Only the pictures are omitted; repeat all other data exactly.

Structured figure records
[start]

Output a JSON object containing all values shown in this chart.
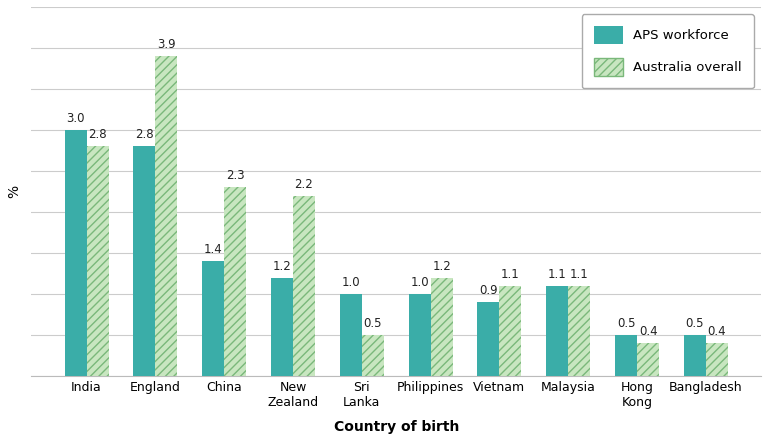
{
  "categories": [
    "India",
    "England",
    "China",
    "New\nZealand",
    "Sri\nLanka",
    "Philippines",
    "Vietnam",
    "Malaysia",
    "Hong\nKong",
    "Bangladesh"
  ],
  "aps_values": [
    3.0,
    2.8,
    1.4,
    1.2,
    1.0,
    1.0,
    0.9,
    1.1,
    0.5,
    0.5
  ],
  "aus_values": [
    2.8,
    3.9,
    2.3,
    2.2,
    0.5,
    1.2,
    1.1,
    1.1,
    0.4,
    0.4
  ],
  "aps_color": "#3aada8",
  "aus_facecolor": "#c8e6c0",
  "aus_hatch_color": "#7ab87a",
  "aus_hatch": "////",
  "ylabel": "%",
  "xlabel": "Country of birth",
  "legend_aps": "APS workforce",
  "legend_aus": "Australia overall",
  "ylim": [
    0,
    4.5
  ],
  "bar_width": 0.32,
  "label_fontsize": 8.5,
  "axis_label_fontsize": 10,
  "tick_fontsize": 9,
  "background_color": "#ffffff",
  "grid_color": "#cccccc"
}
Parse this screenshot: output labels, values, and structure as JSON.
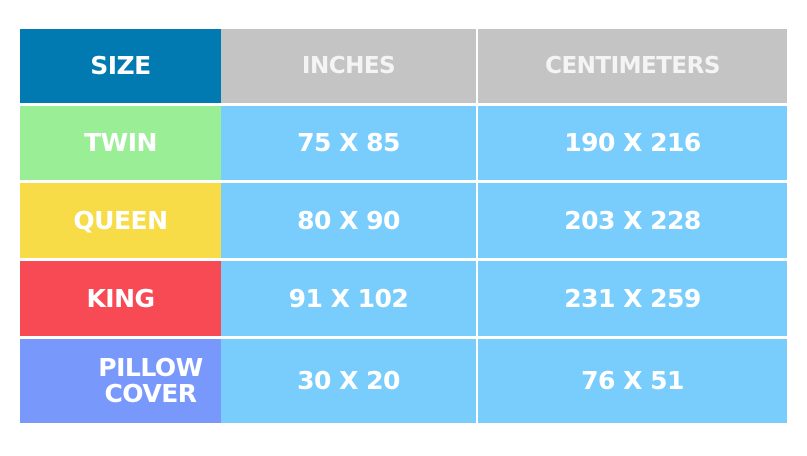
{
  "chart_data": {
    "type": "table",
    "columns": [
      "SIZE",
      "INCHES",
      "CENTIMETERS"
    ],
    "rows": [
      {
        "size": "TWIN",
        "inches": "75 X 85",
        "cm": "190 X 216",
        "color": "#9AEE96"
      },
      {
        "size": "QUEEN",
        "inches": "80 X 90",
        "cm": "203 X 228",
        "color": "#F7DB47"
      },
      {
        "size": "KING",
        "inches": "91 X 102",
        "cm": "231 X 259",
        "color": "#F84A55"
      },
      {
        "size": "PILLOW COVER",
        "inches": "30 X 20",
        "cm": "76 X 51",
        "color": "#7898FC"
      }
    ],
    "colors": {
      "size_header": "#007AB0",
      "header": "#C4C4C4",
      "value_cell": "#78CDFD"
    }
  }
}
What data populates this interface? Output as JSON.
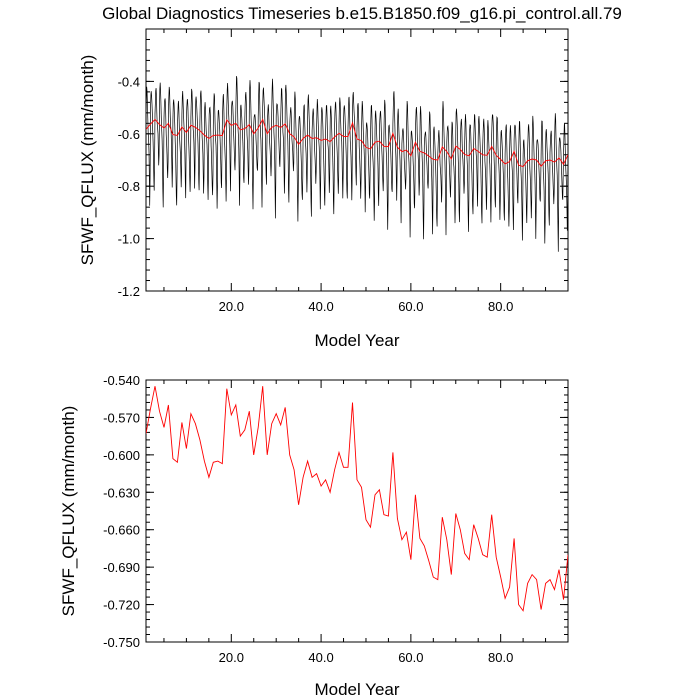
{
  "title": "Global Diagnostics Timeseries b.e15.B1850.f09_g16.pi_control.all.79",
  "colors": {
    "monthly": "#000000",
    "annual": "#ff0000"
  },
  "chart_data": [
    {
      "type": "line",
      "title": "Global Diagnostics Timeseries b.e15.B1850.f09_g16.pi_control.all.79",
      "xlabel": "Model Year",
      "ylabel": "SFWF_QFLUX (mm/month)",
      "xlim": [
        1,
        95
      ],
      "ylim": [
        -1.2,
        -0.2
      ],
      "xticks": [
        20,
        40,
        60,
        80
      ],
      "xtick_labels": [
        "20.0",
        "40.0",
        "60.0",
        "80.0"
      ],
      "yticks": [
        -1.2,
        -1.0,
        -0.8,
        -0.6,
        -0.4
      ],
      "ytick_labels": [
        "-1.2",
        "-1.0",
        "-0.8",
        "-0.6",
        "-0.4"
      ],
      "series": [
        {
          "name": "monthly",
          "color": "#000000",
          "generated": "monthly_seasonal_cycle_around_annual_mean"
        },
        {
          "name": "annual mean",
          "color": "#ff0000",
          "ref": "annual"
        }
      ]
    },
    {
      "type": "line",
      "title": "",
      "xlabel": "Model Year",
      "ylabel": "SFWF_QFLUX (mm/month)",
      "xlim": [
        1,
        95
      ],
      "ylim": [
        -0.75,
        -0.54
      ],
      "xticks": [
        20,
        40,
        60,
        80
      ],
      "xtick_labels": [
        "20.0",
        "40.0",
        "60.0",
        "80.0"
      ],
      "yticks": [
        -0.75,
        -0.72,
        -0.69,
        -0.66,
        -0.63,
        -0.6,
        -0.57,
        -0.54
      ],
      "ytick_labels": [
        "-0.750",
        "-0.720",
        "-0.690",
        "-0.660",
        "-0.630",
        "-0.600",
        "-0.570",
        "-0.540"
      ],
      "series": [
        {
          "name": "annual mean",
          "color": "#ff0000",
          "x_start": 1,
          "values": [
            -0.583,
            -0.563,
            -0.545,
            -0.565,
            -0.578,
            -0.56,
            -0.603,
            -0.606,
            -0.574,
            -0.595,
            -0.567,
            -0.575,
            -0.588,
            -0.605,
            -0.618,
            -0.606,
            -0.605,
            -0.607,
            -0.547,
            -0.568,
            -0.56,
            -0.585,
            -0.58,
            -0.565,
            -0.6,
            -0.578,
            -0.545,
            -0.6,
            -0.575,
            -0.567,
            -0.576,
            -0.562,
            -0.6,
            -0.612,
            -0.64,
            -0.618,
            -0.605,
            -0.618,
            -0.615,
            -0.625,
            -0.62,
            -0.63,
            -0.612,
            -0.598,
            -0.61,
            -0.61,
            -0.558,
            -0.62,
            -0.626,
            -0.652,
            -0.658,
            -0.632,
            -0.628,
            -0.648,
            -0.649,
            -0.598,
            -0.651,
            -0.668,
            -0.662,
            -0.684,
            -0.632,
            -0.667,
            -0.673,
            -0.685,
            -0.698,
            -0.7,
            -0.65,
            -0.668,
            -0.696,
            -0.647,
            -0.66,
            -0.679,
            -0.684,
            -0.656,
            -0.667,
            -0.68,
            -0.682,
            -0.648,
            -0.682,
            -0.698,
            -0.715,
            -0.706,
            -0.667,
            -0.72,
            -0.725,
            -0.703,
            -0.696,
            -0.7,
            -0.724,
            -0.703,
            -0.7,
            -0.708,
            -0.692,
            -0.716,
            -0.68
          ]
        }
      ]
    }
  ]
}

[end]

**Answer to this exercise**
Output a JSON object containing all values shown in this chart.
{
  "categories": [
    "India",
    "England",
    "China",
    "New\nZealand",
    "Sri\nLanka",
    "Philippines",
    "Vietnam",
    "Malaysia",
    "Hong\nKong",
    "Bangladesh"
  ],
  "aps_values": [
    3.0,
    2.8,
    1.4,
    1.2,
    1.0,
    1.0,
    0.9,
    1.1,
    0.5,
    0.5
  ],
  "aus_values": [
    2.8,
    3.9,
    2.3,
    2.2,
    0.5,
    1.2,
    1.1,
    1.1,
    0.4,
    0.4
  ],
  "aps_color": "#3aada8",
  "aus_facecolor": "#c8e6c0",
  "aus_hatch_color": "#7ab87a",
  "aus_hatch": "////",
  "ylabel": "%",
  "xlabel": "Country of birth",
  "legend_aps": "APS workforce",
  "legend_aus": "Australia overall",
  "ylim": [
    0,
    4.5
  ],
  "bar_width": 0.32,
  "label_fontsize": 8.5,
  "axis_label_fontsize": 10,
  "tick_fontsize": 9,
  "background_color": "#ffffff",
  "grid_color": "#cccccc"
}
Parse this screenshot: output labels, values, and structure as JSON.
{
  "chart_data": {
    "type": "table",
    "columns": [
      "SIZE",
      "INCHES",
      "CENTIMETERS"
    ],
    "rows": [
      {
        "size": "TWIN",
        "inches": "75 X 85",
        "cm": "190 X 216",
        "color": "#9AEE96"
      },
      {
        "size": "QUEEN",
        "inches": "80 X 90",
        "cm": "203 X 228",
        "color": "#F7DB47"
      },
      {
        "size": "KING",
        "inches": "91 X 102",
        "cm": "231 X 259",
        "color": "#F84A55"
      },
      {
        "size": "PILLOW COVER",
        "inches": "30 X 20",
        "cm": "76 X 51",
        "color": "#7898FC"
      }
    ],
    "colors": {
      "size_header": "#007AB0",
      "header": "#C4C4C4",
      "value_cell": "#78CDFD"
    }
  }
}
What data populates this interface? Output as JSON.
{
  "title": "Global Diagnostics Timeseries b.e15.B1850.f09_g16.pi_control.all.79",
  "colors": {
    "monthly": "#000000",
    "annual": "#ff0000"
  },
  "chart_data": [
    {
      "type": "line",
      "title": "Global Diagnostics Timeseries b.e15.B1850.f09_g16.pi_control.all.79",
      "xlabel": "Model Year",
      "ylabel": "SFWF_QFLUX (mm/month)",
      "xlim": [
        1,
        95
      ],
      "ylim": [
        -1.2,
        -0.2
      ],
      "xticks": [
        20,
        40,
        60,
        80
      ],
      "xtick_labels": [
        "20.0",
        "40.0",
        "60.0",
        "80.0"
      ],
      "yticks": [
        -1.2,
        -1.0,
        -0.8,
        -0.6,
        -0.4
      ],
      "ytick_labels": [
        "-1.2",
        "-1.0",
        "-0.8",
        "-0.6",
        "-0.4"
      ],
      "series": [
        {
          "name": "monthly",
          "color": "#000000",
          "generated": "monthly_seasonal_cycle_around_annual_mean"
        },
        {
          "name": "annual mean",
          "color": "#ff0000",
          "ref": "annual"
        }
      ]
    },
    {
      "type": "line",
      "title": "",
      "xlabel": "Model Year",
      "ylabel": "SFWF_QFLUX (mm/month)",
      "xlim": [
        1,
        95
      ],
      "ylim": [
        -0.75,
        -0.54
      ],
      "xticks": [
        20,
        40,
        60,
        80
      ],
      "xtick_labels": [
        "20.0",
        "40.0",
        "60.0",
        "80.0"
      ],
      "yticks": [
        -0.75,
        -0.72,
        -0.69,
        -0.66,
        -0.63,
        -0.6,
        -0.57,
        -0.54
      ],
      "ytick_labels": [
        "-0.750",
        "-0.720",
        "-0.690",
        "-0.660",
        "-0.630",
        "-0.600",
        "-0.570",
        "-0.540"
      ],
      "series": [
        {
          "name": "annual mean",
          "color": "#ff0000",
          "x_start": 1,
          "values": [
            -0.583,
            -0.563,
            -0.545,
            -0.565,
            -0.578,
            -0.56,
            -0.603,
            -0.606,
            -0.574,
            -0.595,
            -0.567,
            -0.575,
            -0.588,
            -0.605,
            -0.618,
            -0.606,
            -0.605,
            -0.607,
            -0.547,
            -0.568,
            -0.56,
            -0.585,
            -0.58,
            -0.565,
            -0.6,
            -0.578,
            -0.545,
            -0.6,
            -0.575,
            -0.567,
            -0.576,
            -0.562,
            -0.6,
            -0.612,
            -0.64,
            -0.618,
            -0.605,
            -0.618,
            -0.615,
            -0.625,
            -0.62,
            -0.63,
            -0.612,
            -0.598,
            -0.61,
            -0.61,
            -0.558,
            -0.62,
            -0.626,
            -0.652,
            -0.658,
            -0.632,
            -0.628,
            -0.648,
            -0.649,
            -0.598,
            -0.651,
            -0.668,
            -0.662,
            -0.684,
            -0.632,
            -0.667,
            -0.673,
            -0.685,
            -0.698,
            -0.7,
            -0.65,
            -0.668,
            -0.696,
            -0.647,
            -0.66,
            -0.679,
            -0.684,
            -0.656,
            -0.667,
            -0.68,
            -0.682,
            -0.648,
            -0.682,
            -0.698,
            -0.715,
            -0.706,
            -0.667,
            -0.72,
            -0.725,
            -0.703,
            -0.696,
            -0.7,
            -0.724,
            -0.703,
            -0.7,
            -0.708,
            -0.692,
            -0.716,
            -0.68
          ]
        }
      ]
    }
  ]
}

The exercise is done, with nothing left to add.